> _EXERCISE REQUIREMENTS_: Determine which lines of the records include the word "Barn", and copy them.

[Saved entries]
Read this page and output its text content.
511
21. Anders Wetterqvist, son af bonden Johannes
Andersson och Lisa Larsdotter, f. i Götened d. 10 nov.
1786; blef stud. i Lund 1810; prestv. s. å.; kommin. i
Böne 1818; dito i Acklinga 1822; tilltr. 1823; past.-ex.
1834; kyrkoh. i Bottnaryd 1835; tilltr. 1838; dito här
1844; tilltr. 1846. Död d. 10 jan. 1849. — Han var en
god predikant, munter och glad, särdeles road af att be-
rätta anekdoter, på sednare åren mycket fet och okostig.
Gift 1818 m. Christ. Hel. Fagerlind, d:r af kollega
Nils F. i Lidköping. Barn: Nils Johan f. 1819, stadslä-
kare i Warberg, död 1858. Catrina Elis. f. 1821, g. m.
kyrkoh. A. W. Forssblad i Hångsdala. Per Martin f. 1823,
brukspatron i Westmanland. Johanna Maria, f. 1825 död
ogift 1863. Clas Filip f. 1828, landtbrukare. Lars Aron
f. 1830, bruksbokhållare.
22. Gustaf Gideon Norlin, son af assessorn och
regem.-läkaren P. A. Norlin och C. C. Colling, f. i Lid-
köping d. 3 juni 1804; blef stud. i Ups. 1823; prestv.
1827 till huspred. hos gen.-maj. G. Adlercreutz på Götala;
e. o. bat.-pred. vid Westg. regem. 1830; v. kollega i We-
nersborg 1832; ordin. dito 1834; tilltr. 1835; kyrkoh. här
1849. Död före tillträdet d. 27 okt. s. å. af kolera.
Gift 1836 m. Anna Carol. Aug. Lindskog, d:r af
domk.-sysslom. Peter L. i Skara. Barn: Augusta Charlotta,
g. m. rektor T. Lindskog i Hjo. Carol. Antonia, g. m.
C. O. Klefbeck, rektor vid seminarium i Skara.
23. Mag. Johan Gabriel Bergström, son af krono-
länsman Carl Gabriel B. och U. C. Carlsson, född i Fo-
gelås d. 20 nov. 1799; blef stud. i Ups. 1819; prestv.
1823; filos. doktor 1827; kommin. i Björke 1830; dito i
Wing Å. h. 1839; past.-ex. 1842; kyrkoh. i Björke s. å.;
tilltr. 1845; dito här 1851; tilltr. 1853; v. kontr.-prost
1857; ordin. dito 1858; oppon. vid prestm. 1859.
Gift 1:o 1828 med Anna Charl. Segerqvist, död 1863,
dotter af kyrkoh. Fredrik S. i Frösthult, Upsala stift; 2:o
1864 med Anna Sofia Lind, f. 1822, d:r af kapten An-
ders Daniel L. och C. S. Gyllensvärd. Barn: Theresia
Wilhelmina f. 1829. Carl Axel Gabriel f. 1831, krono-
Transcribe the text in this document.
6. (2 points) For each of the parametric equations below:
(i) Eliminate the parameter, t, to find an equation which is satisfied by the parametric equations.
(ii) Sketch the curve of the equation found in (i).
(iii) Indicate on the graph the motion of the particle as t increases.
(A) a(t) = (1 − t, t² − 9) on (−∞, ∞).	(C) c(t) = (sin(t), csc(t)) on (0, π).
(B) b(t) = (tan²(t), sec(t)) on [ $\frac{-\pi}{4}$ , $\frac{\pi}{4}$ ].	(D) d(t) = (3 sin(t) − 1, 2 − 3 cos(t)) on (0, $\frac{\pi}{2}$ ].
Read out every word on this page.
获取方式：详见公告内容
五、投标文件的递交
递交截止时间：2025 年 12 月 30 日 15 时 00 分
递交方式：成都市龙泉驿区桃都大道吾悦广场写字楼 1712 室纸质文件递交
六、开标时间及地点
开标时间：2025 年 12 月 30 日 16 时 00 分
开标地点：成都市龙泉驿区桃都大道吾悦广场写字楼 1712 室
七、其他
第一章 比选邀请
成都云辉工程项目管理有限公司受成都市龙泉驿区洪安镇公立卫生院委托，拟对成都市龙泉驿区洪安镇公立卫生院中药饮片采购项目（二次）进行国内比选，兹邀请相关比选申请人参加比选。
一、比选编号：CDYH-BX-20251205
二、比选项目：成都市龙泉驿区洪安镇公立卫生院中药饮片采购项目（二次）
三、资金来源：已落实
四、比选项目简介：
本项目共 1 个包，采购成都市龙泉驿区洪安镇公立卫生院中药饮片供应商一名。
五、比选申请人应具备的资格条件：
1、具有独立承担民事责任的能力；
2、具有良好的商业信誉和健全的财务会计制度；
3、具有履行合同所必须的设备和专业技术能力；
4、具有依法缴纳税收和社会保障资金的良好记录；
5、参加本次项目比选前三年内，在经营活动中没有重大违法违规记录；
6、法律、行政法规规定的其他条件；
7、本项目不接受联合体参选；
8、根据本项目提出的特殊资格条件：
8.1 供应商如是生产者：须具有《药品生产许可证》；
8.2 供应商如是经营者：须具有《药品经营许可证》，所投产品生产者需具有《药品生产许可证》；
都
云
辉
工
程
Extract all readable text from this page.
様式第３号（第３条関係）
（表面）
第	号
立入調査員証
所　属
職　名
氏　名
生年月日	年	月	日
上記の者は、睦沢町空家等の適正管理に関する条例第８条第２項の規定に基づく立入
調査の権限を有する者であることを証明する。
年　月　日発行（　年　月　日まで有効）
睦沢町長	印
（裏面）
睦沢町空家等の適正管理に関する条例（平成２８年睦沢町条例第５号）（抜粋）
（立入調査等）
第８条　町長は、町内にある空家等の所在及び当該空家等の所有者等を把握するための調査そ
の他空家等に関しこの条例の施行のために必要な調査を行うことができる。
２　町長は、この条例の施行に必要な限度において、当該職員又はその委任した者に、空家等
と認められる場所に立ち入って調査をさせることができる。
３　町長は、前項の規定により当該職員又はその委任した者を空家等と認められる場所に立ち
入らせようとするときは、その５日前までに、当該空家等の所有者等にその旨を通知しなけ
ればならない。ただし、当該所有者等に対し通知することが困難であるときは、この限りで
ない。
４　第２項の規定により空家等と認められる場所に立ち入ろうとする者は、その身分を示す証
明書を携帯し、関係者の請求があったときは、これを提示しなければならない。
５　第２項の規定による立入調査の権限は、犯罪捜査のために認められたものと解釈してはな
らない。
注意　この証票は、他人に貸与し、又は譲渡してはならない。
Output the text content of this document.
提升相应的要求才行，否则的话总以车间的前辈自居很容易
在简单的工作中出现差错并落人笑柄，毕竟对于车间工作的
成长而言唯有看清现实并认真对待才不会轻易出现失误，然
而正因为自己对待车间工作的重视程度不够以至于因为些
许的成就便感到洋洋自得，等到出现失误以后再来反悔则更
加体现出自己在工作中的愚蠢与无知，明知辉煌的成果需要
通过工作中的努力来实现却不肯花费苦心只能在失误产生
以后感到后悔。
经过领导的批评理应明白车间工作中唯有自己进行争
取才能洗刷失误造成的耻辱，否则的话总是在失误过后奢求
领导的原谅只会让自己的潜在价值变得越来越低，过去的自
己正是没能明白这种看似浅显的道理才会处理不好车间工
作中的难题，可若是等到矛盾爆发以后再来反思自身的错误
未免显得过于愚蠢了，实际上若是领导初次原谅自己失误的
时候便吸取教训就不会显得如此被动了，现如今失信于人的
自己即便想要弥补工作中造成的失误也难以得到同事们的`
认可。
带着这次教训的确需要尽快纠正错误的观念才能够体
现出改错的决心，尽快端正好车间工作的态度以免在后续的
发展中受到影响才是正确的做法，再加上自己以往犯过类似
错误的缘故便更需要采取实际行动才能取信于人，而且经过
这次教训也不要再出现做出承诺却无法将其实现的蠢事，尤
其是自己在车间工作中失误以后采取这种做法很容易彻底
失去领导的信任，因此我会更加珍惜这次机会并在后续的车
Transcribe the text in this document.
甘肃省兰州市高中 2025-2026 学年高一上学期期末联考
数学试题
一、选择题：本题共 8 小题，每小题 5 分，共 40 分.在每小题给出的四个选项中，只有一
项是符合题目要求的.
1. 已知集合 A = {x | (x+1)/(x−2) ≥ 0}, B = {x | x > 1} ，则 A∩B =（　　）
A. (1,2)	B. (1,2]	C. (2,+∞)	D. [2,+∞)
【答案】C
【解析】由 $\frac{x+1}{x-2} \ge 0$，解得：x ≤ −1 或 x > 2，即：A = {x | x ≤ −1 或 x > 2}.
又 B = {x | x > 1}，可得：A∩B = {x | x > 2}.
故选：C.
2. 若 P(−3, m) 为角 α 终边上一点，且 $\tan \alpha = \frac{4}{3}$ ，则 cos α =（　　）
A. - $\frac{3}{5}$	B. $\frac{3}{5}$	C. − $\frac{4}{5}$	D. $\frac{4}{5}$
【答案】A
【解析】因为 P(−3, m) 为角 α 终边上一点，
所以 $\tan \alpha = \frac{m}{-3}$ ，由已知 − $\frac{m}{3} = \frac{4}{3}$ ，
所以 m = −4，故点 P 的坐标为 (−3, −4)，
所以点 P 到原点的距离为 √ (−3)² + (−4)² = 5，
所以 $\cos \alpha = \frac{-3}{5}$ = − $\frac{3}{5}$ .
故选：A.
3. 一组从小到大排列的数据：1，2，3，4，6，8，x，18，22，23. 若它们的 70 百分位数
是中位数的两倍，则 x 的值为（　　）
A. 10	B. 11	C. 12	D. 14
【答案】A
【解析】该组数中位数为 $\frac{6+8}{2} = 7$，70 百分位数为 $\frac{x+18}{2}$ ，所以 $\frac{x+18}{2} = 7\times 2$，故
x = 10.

> _THE REPLY_:
Nils F. i Lidköping. Barn: Nils Johan f. 1819, stadslä-
domk.-sysslom. Peter L. i Skara. Barn: Augusta Charlotta,
ders Daniel L. och C. S. Gyllensvärd. Barn: Theresia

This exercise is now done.